▶ **Structured figure records**:
^^^^

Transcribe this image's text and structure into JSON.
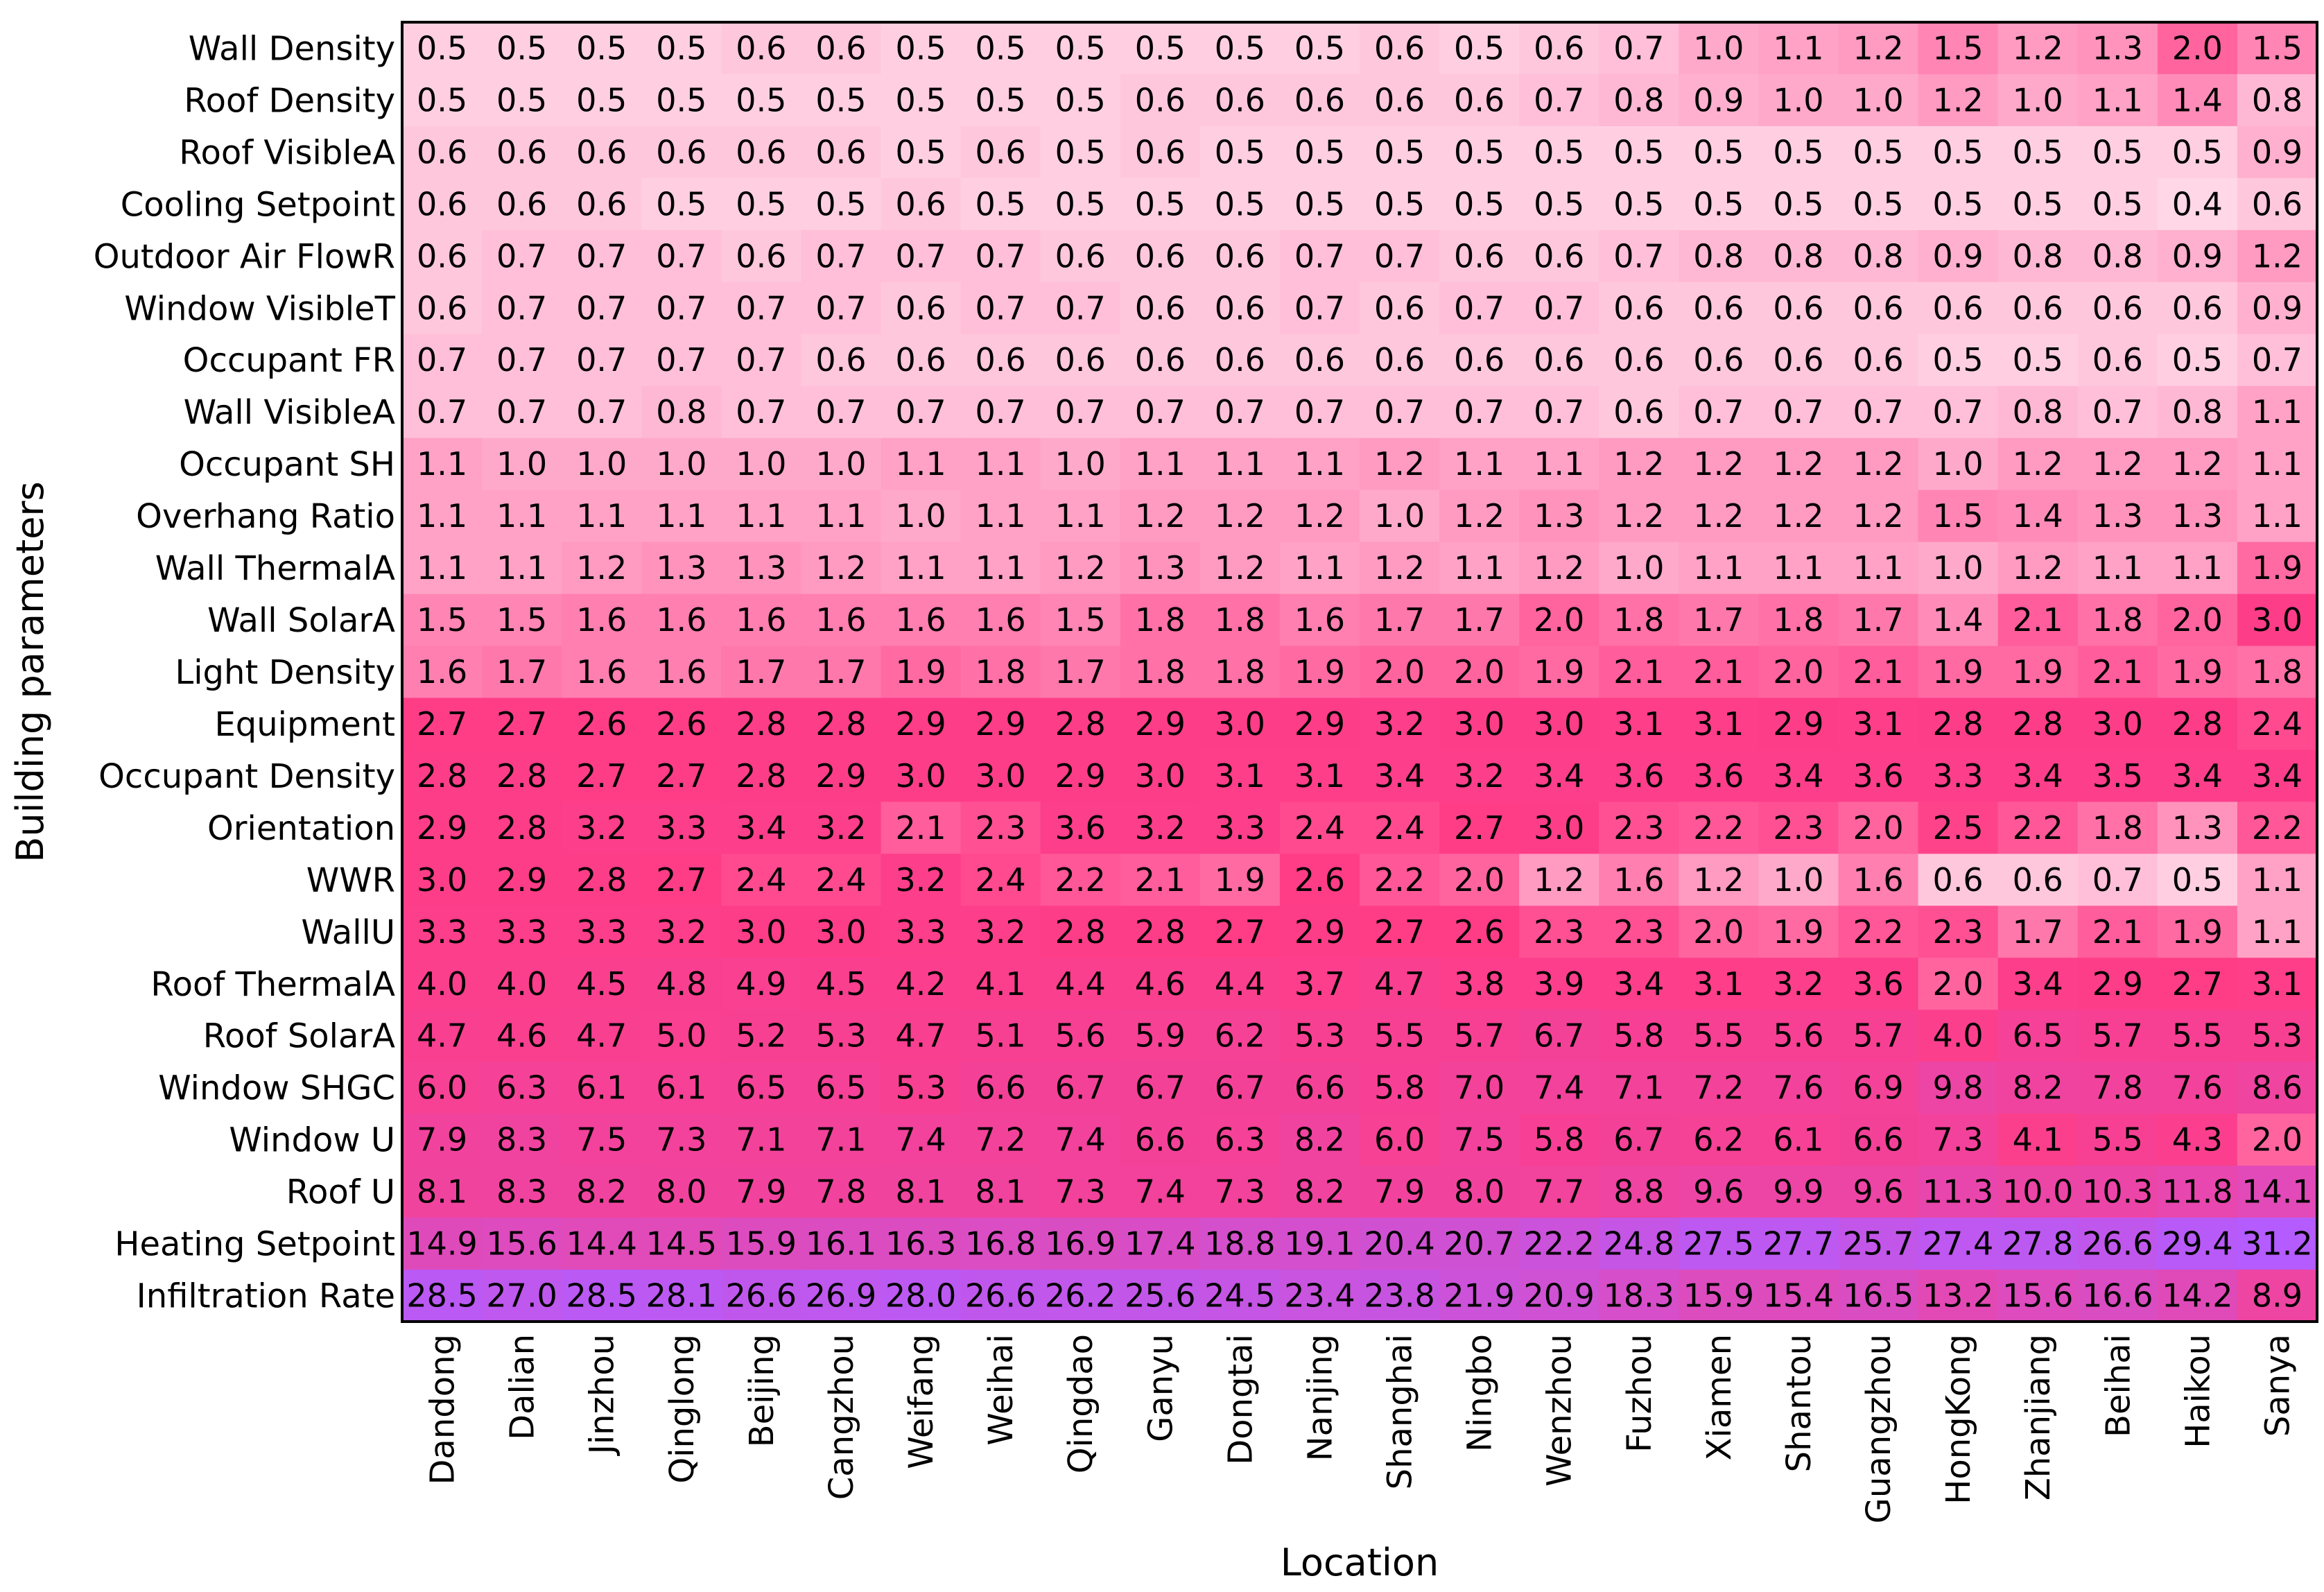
{
  "chart_data": {
    "type": "heatmap",
    "xlabel": "Location",
    "ylabel": "Building parameters",
    "columns": [
      "Dandong",
      "Dalian",
      "Jinzhou",
      "Qinglong",
      "Beijing",
      "Cangzhou",
      "Weifang",
      "Weihai",
      "Qingdao",
      "Ganyu",
      "Dongtai",
      "Nanjing",
      "Shanghai",
      "Ningbo",
      "Wenzhou",
      "Fuzhou",
      "Xiamen",
      "Shantou",
      "Guangzhou",
      "HongKong",
      "Zhanjiang",
      "Beihai",
      "Haikou",
      "Sanya"
    ],
    "rows": [
      "Wall Density",
      "Roof Density",
      "Roof VisibleA",
      "Cooling Setpoint",
      "Outdoor Air FlowR",
      "Window VisibleT",
      "Occupant FR",
      "Wall VisibleA",
      "Occupant SH",
      "Overhang Ratio",
      "Wall ThermalA",
      "Wall SolarA",
      "Light Density",
      "Equipment",
      "Occupant Density",
      "Orientation",
      "WWR",
      "WallU",
      "Roof ThermalA",
      "Roof SolarA",
      "Window SHGC",
      "Window U",
      "Roof U",
      "Heating Setpoint",
      "Infiltration Rate"
    ],
    "values": [
      [
        "0.5",
        "0.5",
        "0.5",
        "0.5",
        "0.6",
        "0.6",
        "0.5",
        "0.5",
        "0.5",
        "0.5",
        "0.5",
        "0.5",
        "0.6",
        "0.5",
        "0.6",
        "0.7",
        "1.0",
        "1.1",
        "1.2",
        "1.5",
        "1.2",
        "1.3",
        "2.0",
        "1.5"
      ],
      [
        "0.5",
        "0.5",
        "0.5",
        "0.5",
        "0.5",
        "0.5",
        "0.5",
        "0.5",
        "0.5",
        "0.6",
        "0.6",
        "0.6",
        "0.6",
        "0.6",
        "0.7",
        "0.8",
        "0.9",
        "1.0",
        "1.0",
        "1.2",
        "1.0",
        "1.1",
        "1.4",
        "0.8"
      ],
      [
        "0.6",
        "0.6",
        "0.6",
        "0.6",
        "0.6",
        "0.6",
        "0.5",
        "0.6",
        "0.5",
        "0.6",
        "0.5",
        "0.5",
        "0.5",
        "0.5",
        "0.5",
        "0.5",
        "0.5",
        "0.5",
        "0.5",
        "0.5",
        "0.5",
        "0.5",
        "0.5",
        "0.9"
      ],
      [
        "0.6",
        "0.6",
        "0.6",
        "0.5",
        "0.5",
        "0.5",
        "0.6",
        "0.5",
        "0.5",
        "0.5",
        "0.5",
        "0.5",
        "0.5",
        "0.5",
        "0.5",
        "0.5",
        "0.5",
        "0.5",
        "0.5",
        "0.5",
        "0.5",
        "0.5",
        "0.4",
        "0.6"
      ],
      [
        "0.6",
        "0.7",
        "0.7",
        "0.7",
        "0.6",
        "0.7",
        "0.7",
        "0.7",
        "0.6",
        "0.6",
        "0.6",
        "0.7",
        "0.7",
        "0.6",
        "0.6",
        "0.7",
        "0.8",
        "0.8",
        "0.8",
        "0.9",
        "0.8",
        "0.8",
        "0.9",
        "1.2"
      ],
      [
        "0.6",
        "0.7",
        "0.7",
        "0.7",
        "0.7",
        "0.7",
        "0.6",
        "0.7",
        "0.7",
        "0.6",
        "0.6",
        "0.7",
        "0.6",
        "0.7",
        "0.7",
        "0.6",
        "0.6",
        "0.6",
        "0.6",
        "0.6",
        "0.6",
        "0.6",
        "0.6",
        "0.9"
      ],
      [
        "0.7",
        "0.7",
        "0.7",
        "0.7",
        "0.7",
        "0.6",
        "0.6",
        "0.6",
        "0.6",
        "0.6",
        "0.6",
        "0.6",
        "0.6",
        "0.6",
        "0.6",
        "0.6",
        "0.6",
        "0.6",
        "0.6",
        "0.5",
        "0.5",
        "0.6",
        "0.5",
        "0.7"
      ],
      [
        "0.7",
        "0.7",
        "0.7",
        "0.8",
        "0.7",
        "0.7",
        "0.7",
        "0.7",
        "0.7",
        "0.7",
        "0.7",
        "0.7",
        "0.7",
        "0.7",
        "0.7",
        "0.6",
        "0.7",
        "0.7",
        "0.7",
        "0.7",
        "0.8",
        "0.7",
        "0.8",
        "1.1"
      ],
      [
        "1.1",
        "1.0",
        "1.0",
        "1.0",
        "1.0",
        "1.0",
        "1.1",
        "1.1",
        "1.0",
        "1.1",
        "1.1",
        "1.1",
        "1.2",
        "1.1",
        "1.1",
        "1.2",
        "1.2",
        "1.2",
        "1.2",
        "1.0",
        "1.2",
        "1.2",
        "1.2",
        "1.1"
      ],
      [
        "1.1",
        "1.1",
        "1.1",
        "1.1",
        "1.1",
        "1.1",
        "1.0",
        "1.1",
        "1.1",
        "1.2",
        "1.2",
        "1.2",
        "1.0",
        "1.2",
        "1.3",
        "1.2",
        "1.2",
        "1.2",
        "1.2",
        "1.5",
        "1.4",
        "1.3",
        "1.3",
        "1.1"
      ],
      [
        "1.1",
        "1.1",
        "1.2",
        "1.3",
        "1.3",
        "1.2",
        "1.1",
        "1.1",
        "1.2",
        "1.3",
        "1.2",
        "1.1",
        "1.2",
        "1.1",
        "1.2",
        "1.0",
        "1.1",
        "1.1",
        "1.1",
        "1.0",
        "1.2",
        "1.1",
        "1.1",
        "1.9"
      ],
      [
        "1.5",
        "1.5",
        "1.6",
        "1.6",
        "1.6",
        "1.6",
        "1.6",
        "1.6",
        "1.5",
        "1.8",
        "1.8",
        "1.6",
        "1.7",
        "1.7",
        "2.0",
        "1.8",
        "1.7",
        "1.8",
        "1.7",
        "1.4",
        "2.1",
        "1.8",
        "2.0",
        "3.0"
      ],
      [
        "1.6",
        "1.7",
        "1.6",
        "1.6",
        "1.7",
        "1.7",
        "1.9",
        "1.8",
        "1.7",
        "1.8",
        "1.8",
        "1.9",
        "2.0",
        "2.0",
        "1.9",
        "2.1",
        "2.1",
        "2.0",
        "2.1",
        "1.9",
        "1.9",
        "2.1",
        "1.9",
        "1.8"
      ],
      [
        "2.7",
        "2.7",
        "2.6",
        "2.6",
        "2.8",
        "2.8",
        "2.9",
        "2.9",
        "2.8",
        "2.9",
        "3.0",
        "2.9",
        "3.2",
        "3.0",
        "3.0",
        "3.1",
        "3.1",
        "2.9",
        "3.1",
        "2.8",
        "2.8",
        "3.0",
        "2.8",
        "2.4"
      ],
      [
        "2.8",
        "2.8",
        "2.7",
        "2.7",
        "2.8",
        "2.9",
        "3.0",
        "3.0",
        "2.9",
        "3.0",
        "3.1",
        "3.1",
        "3.4",
        "3.2",
        "3.4",
        "3.6",
        "3.6",
        "3.4",
        "3.6",
        "3.3",
        "3.4",
        "3.5",
        "3.4",
        "3.4"
      ],
      [
        "2.9",
        "2.8",
        "3.2",
        "3.3",
        "3.4",
        "3.2",
        "2.1",
        "2.3",
        "3.6",
        "3.2",
        "3.3",
        "2.4",
        "2.4",
        "2.7",
        "3.0",
        "2.3",
        "2.2",
        "2.3",
        "2.0",
        "2.5",
        "2.2",
        "1.8",
        "1.3",
        "2.2"
      ],
      [
        "3.0",
        "2.9",
        "2.8",
        "2.7",
        "2.4",
        "2.4",
        "3.2",
        "2.4",
        "2.2",
        "2.1",
        "1.9",
        "2.6",
        "2.2",
        "2.0",
        "1.2",
        "1.6",
        "1.2",
        "1.0",
        "1.6",
        "0.6",
        "0.6",
        "0.7",
        "0.5",
        "1.1"
      ],
      [
        "3.3",
        "3.3",
        "3.3",
        "3.2",
        "3.0",
        "3.0",
        "3.3",
        "3.2",
        "2.8",
        "2.8",
        "2.7",
        "2.9",
        "2.7",
        "2.6",
        "2.3",
        "2.3",
        "2.0",
        "1.9",
        "2.2",
        "2.3",
        "1.7",
        "2.1",
        "1.9",
        "1.1"
      ],
      [
        "4.0",
        "4.0",
        "4.5",
        "4.8",
        "4.9",
        "4.5",
        "4.2",
        "4.1",
        "4.4",
        "4.6",
        "4.4",
        "3.7",
        "4.7",
        "3.8",
        "3.9",
        "3.4",
        "3.1",
        "3.2",
        "3.6",
        "2.0",
        "3.4",
        "2.9",
        "2.7",
        "3.1"
      ],
      [
        "4.7",
        "4.6",
        "4.7",
        "5.0",
        "5.2",
        "5.3",
        "4.7",
        "5.1",
        "5.6",
        "5.9",
        "6.2",
        "5.3",
        "5.5",
        "5.7",
        "6.7",
        "5.8",
        "5.5",
        "5.6",
        "5.7",
        "4.0",
        "6.5",
        "5.7",
        "5.5",
        "5.3"
      ],
      [
        "6.0",
        "6.3",
        "6.1",
        "6.1",
        "6.5",
        "6.5",
        "5.3",
        "6.6",
        "6.7",
        "6.7",
        "6.7",
        "6.6",
        "5.8",
        "7.0",
        "7.4",
        "7.1",
        "7.2",
        "7.6",
        "6.9",
        "9.8",
        "8.2",
        "7.8",
        "7.6",
        "8.6"
      ],
      [
        "7.9",
        "8.3",
        "7.5",
        "7.3",
        "7.1",
        "7.1",
        "7.4",
        "7.2",
        "7.4",
        "6.6",
        "6.3",
        "8.2",
        "6.0",
        "7.5",
        "5.8",
        "6.7",
        "6.2",
        "6.1",
        "6.6",
        "7.3",
        "4.1",
        "5.5",
        "4.3",
        "2.0"
      ],
      [
        "8.1",
        "8.3",
        "8.2",
        "8.0",
        "7.9",
        "7.8",
        "8.1",
        "8.1",
        "7.3",
        "7.4",
        "7.3",
        "8.2",
        "7.9",
        "8.0",
        "7.7",
        "8.8",
        "9.6",
        "9.9",
        "9.6",
        "11.3",
        "10.0",
        "10.3",
        "11.8",
        "14.1"
      ],
      [
        "14.9",
        "15.6",
        "14.4",
        "14.5",
        "15.9",
        "16.1",
        "16.3",
        "16.8",
        "16.9",
        "17.4",
        "18.8",
        "19.1",
        "20.4",
        "20.7",
        "22.2",
        "24.8",
        "27.5",
        "27.7",
        "25.7",
        "27.4",
        "27.8",
        "26.6",
        "29.4",
        "31.2"
      ],
      [
        "28.5",
        "27.0",
        "28.5",
        "28.1",
        "26.6",
        "26.9",
        "28.0",
        "26.6",
        "26.2",
        "25.6",
        "24.5",
        "23.4",
        "23.8",
        "21.9",
        "20.9",
        "18.3",
        "15.9",
        "15.4",
        "16.5",
        "13.2",
        "15.6",
        "16.6",
        "14.2",
        "8.9"
      ]
    ],
    "colormap": [
      "#ffffff",
      "#ff3d87",
      "#b45cff"
    ],
    "colormap_stops": [
      0,
      2.6,
      31
    ],
    "grid": false,
    "legend": "none"
  }
}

^^^^

▶ **REQUIREMENTS**: Go through the listing above and work out how many lines contain the string "Setpoint". Reply with the number alone.

▶ **WRITTEN RESPONSE**: 2